Tak Hanya RI, Negara Berkembang Lain Kena Bully oleh Dolar

Jakarta -Penguatan dolar Amerika Serikat (AS) belakangan ini merupakan yang tercepat dalam 40 tahun terakhir. Buat pelancong dari AS, kondisi ini menguntungkan. Namun ini menyakitkan bagi negara-negara lain, dan perusahaan yang beroperasi secara internasional. Apalagi negara-negara berkembang yang masih bergantung kepada dolar.

"Negara berkembang (emerging market) paling terpukul karena penguatan dolar. Mereka terpukul dari berbagai arah," jelas Direktur Investasi dari BKD Wealth Advisors, Jeff Layman, seperti dilansir dari CNN, Jumat (3/4/2015).


Selain tertekannya nilai tukar, negara berkembang juga menghadapi masalah politik, ketakutan naiknya bunga acuan bank sentral AS yaitu The Fed, dan anjloknya harga komoditas.


Hasilnya, investor untuk sementara keluar dari pasar keuangan negara berkembang. Sepanjang Maret, dana asing di pasar saham dan obligasi negara berkembang hanya US$ 16 miliar saja, menurut Institute of International France. Padahal sejak 2010 lalu, dana investor asing di pasar saham dan obligasi negara berkembang mencapai US$ 22 miliar per bulan.
-*-
- Soal Latihan -
Sebutkan semua masalah yang dihadapi negara berkembang menurut artikel tentang penguatan dolar di atas.

[Baris data]
-*-
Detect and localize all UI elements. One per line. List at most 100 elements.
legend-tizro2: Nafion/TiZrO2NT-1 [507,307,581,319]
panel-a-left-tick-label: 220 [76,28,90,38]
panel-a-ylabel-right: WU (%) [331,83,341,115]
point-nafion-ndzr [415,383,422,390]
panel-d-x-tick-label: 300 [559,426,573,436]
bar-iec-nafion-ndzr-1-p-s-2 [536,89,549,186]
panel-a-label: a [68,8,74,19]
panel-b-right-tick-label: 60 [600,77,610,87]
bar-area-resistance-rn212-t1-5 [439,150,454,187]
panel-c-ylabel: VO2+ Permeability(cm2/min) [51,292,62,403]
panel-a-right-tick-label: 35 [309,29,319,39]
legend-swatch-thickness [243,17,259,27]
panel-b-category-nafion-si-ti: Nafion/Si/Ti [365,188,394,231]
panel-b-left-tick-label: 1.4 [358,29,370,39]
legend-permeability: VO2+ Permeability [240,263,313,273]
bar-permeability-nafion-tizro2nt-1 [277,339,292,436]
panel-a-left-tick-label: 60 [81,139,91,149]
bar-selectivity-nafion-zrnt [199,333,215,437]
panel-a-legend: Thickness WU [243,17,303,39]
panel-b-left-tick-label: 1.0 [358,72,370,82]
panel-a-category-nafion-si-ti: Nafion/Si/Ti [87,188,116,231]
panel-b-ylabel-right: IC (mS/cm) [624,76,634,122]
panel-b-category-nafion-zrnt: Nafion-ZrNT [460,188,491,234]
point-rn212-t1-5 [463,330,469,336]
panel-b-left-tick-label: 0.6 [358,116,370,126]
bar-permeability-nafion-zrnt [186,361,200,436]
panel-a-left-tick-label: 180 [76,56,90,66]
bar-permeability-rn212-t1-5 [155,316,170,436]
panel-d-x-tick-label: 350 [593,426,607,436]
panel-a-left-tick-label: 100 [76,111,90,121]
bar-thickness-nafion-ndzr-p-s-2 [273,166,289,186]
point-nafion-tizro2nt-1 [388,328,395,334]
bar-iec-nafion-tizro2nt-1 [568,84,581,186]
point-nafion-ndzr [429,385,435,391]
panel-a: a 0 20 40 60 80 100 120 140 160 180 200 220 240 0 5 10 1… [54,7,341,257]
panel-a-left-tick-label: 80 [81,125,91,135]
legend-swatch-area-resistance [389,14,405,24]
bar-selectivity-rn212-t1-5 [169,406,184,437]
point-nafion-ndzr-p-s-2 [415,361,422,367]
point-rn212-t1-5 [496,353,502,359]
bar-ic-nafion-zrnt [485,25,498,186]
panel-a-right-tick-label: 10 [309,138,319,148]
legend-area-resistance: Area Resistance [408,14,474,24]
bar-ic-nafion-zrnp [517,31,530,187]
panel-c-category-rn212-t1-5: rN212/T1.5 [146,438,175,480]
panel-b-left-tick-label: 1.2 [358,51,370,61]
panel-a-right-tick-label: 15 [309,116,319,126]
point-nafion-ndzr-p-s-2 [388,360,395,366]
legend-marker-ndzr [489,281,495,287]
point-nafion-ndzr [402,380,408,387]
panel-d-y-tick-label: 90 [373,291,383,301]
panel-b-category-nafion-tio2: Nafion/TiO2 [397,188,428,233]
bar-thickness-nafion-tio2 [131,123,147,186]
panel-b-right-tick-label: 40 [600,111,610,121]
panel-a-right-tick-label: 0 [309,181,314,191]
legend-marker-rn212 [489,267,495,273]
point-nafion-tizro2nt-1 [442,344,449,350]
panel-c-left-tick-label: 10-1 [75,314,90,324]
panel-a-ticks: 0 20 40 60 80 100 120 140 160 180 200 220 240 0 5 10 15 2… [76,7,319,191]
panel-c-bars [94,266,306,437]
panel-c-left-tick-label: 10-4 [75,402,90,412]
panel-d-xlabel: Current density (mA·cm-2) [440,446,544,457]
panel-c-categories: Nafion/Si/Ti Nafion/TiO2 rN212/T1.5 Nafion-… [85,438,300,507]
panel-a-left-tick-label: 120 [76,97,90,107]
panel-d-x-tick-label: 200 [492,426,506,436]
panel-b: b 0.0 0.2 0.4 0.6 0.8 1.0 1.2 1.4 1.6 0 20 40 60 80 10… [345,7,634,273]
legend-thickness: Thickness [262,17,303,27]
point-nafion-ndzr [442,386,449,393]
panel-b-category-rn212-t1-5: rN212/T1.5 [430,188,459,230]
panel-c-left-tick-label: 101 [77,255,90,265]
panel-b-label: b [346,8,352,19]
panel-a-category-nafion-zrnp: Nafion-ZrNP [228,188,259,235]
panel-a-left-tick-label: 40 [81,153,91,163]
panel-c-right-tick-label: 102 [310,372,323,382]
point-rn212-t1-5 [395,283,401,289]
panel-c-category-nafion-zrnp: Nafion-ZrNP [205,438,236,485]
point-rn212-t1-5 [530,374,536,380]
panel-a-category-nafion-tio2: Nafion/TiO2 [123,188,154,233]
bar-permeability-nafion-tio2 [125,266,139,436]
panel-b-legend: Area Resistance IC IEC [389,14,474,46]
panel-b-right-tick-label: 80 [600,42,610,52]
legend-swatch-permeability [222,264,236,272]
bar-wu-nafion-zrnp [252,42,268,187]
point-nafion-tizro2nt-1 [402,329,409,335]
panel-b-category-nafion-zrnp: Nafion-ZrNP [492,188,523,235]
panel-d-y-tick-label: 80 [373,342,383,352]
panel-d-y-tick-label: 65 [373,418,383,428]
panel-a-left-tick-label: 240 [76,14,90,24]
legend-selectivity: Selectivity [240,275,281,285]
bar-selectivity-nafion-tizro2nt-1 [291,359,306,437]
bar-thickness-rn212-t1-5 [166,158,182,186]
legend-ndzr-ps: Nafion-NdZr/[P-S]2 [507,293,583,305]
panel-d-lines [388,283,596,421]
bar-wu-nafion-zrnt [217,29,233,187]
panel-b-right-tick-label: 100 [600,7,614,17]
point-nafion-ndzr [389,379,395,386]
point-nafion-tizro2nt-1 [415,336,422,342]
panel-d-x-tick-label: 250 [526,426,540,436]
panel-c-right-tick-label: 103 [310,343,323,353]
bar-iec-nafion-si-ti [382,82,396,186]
-*-
- Pembahasan Soal -
- Tertekannya nilai tukar
- Masalah politik
- Ketakutan naiknya bunga acuan bank sentral AS, yaitu The Fed
- Anjloknya harga komoditas